>> START
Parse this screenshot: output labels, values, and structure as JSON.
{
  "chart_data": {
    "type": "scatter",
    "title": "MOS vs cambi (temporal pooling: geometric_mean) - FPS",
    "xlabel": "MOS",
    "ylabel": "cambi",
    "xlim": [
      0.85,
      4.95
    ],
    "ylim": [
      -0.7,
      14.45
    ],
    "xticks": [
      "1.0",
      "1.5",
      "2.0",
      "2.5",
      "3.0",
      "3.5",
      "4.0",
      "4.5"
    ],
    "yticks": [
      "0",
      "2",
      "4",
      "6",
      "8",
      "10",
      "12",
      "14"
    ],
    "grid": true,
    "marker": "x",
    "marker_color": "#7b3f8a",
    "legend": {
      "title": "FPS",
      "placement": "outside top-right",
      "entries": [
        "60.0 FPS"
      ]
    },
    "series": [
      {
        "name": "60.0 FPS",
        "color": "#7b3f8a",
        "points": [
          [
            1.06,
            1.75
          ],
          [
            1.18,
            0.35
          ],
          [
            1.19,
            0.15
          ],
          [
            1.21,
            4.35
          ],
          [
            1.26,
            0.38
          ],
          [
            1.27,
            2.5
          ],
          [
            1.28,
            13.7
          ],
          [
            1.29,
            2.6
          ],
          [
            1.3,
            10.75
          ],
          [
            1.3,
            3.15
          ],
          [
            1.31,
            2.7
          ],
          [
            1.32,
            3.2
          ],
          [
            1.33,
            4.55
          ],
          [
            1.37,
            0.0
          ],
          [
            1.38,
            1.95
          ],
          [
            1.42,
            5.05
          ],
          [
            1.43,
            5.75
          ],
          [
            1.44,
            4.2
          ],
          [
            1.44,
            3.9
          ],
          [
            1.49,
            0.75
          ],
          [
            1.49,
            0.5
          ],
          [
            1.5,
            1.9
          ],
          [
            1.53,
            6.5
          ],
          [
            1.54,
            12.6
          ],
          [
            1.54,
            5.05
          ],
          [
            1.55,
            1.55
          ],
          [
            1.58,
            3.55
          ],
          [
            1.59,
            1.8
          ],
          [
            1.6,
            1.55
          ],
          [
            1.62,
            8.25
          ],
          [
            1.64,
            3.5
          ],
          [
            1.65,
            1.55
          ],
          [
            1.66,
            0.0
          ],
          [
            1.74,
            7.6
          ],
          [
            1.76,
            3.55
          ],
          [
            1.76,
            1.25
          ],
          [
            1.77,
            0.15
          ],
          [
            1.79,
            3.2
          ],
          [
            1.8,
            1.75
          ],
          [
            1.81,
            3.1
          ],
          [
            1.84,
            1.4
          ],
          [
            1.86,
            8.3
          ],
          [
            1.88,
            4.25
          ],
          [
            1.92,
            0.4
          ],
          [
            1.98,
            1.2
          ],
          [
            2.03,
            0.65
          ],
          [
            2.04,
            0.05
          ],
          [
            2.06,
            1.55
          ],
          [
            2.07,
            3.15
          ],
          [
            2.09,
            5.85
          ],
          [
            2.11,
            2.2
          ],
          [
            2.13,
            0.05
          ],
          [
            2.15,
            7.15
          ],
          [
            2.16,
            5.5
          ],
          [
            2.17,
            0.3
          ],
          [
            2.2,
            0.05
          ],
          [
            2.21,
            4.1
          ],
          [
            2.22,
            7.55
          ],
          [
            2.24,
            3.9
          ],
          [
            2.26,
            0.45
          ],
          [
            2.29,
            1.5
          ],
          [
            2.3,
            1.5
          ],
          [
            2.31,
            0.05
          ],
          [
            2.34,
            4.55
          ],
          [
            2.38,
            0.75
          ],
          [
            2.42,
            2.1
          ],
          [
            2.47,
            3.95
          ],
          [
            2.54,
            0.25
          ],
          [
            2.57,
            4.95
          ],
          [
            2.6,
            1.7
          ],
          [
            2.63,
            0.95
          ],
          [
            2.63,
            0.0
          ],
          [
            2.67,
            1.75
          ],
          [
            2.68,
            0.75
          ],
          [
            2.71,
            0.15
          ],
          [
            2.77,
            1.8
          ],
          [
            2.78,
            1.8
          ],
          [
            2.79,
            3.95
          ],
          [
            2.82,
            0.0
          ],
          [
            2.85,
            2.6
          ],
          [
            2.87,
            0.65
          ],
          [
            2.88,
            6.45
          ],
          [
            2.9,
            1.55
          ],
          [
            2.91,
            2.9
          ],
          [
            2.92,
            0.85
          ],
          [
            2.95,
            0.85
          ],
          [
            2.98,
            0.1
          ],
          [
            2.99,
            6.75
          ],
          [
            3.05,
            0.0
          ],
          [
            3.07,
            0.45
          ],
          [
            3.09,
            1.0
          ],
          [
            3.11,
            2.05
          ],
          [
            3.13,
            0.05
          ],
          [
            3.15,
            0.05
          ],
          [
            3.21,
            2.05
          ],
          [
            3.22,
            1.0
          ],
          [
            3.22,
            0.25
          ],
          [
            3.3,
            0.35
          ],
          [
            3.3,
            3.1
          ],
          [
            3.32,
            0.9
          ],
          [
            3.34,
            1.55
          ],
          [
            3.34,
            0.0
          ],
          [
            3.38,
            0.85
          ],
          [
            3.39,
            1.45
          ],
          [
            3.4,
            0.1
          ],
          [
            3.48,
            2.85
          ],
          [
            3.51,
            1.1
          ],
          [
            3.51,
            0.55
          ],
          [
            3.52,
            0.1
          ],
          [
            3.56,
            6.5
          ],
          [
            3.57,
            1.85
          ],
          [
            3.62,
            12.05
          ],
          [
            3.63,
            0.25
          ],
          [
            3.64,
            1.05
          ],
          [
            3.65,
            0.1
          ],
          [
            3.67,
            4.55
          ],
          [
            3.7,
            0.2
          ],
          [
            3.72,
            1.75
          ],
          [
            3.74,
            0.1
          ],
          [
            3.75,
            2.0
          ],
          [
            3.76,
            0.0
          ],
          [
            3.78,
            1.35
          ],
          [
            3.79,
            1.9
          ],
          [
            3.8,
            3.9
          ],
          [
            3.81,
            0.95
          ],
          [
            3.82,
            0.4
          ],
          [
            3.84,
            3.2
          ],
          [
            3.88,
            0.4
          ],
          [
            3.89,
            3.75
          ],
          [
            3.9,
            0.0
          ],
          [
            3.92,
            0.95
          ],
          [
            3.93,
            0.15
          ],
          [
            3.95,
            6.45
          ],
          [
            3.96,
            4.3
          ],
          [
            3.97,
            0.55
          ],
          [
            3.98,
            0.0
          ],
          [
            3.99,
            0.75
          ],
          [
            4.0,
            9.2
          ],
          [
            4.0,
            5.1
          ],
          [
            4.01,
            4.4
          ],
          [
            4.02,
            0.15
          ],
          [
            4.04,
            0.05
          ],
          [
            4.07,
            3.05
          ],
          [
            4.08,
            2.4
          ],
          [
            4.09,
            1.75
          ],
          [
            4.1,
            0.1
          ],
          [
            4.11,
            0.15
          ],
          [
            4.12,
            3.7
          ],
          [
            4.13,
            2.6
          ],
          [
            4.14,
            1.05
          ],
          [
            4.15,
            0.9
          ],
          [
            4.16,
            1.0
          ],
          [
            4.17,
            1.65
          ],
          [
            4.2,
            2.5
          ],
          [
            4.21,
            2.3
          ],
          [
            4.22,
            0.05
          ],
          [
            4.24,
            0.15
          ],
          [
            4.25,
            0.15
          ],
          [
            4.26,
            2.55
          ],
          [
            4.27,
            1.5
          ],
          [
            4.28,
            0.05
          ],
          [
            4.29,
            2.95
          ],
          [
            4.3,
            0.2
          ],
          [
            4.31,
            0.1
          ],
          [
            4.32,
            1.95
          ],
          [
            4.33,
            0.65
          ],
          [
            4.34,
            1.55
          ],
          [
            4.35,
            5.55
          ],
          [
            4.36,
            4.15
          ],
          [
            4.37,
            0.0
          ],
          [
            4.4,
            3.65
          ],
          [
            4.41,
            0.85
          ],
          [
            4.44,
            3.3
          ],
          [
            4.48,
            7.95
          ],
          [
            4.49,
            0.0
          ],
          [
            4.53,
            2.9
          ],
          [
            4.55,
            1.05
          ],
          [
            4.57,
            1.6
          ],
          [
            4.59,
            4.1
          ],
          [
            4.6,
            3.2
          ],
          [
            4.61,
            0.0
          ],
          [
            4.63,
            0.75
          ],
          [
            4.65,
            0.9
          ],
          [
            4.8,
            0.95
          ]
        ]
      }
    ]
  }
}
>> END
Across the data above, how many lines include the word "title"? Give only the count.

2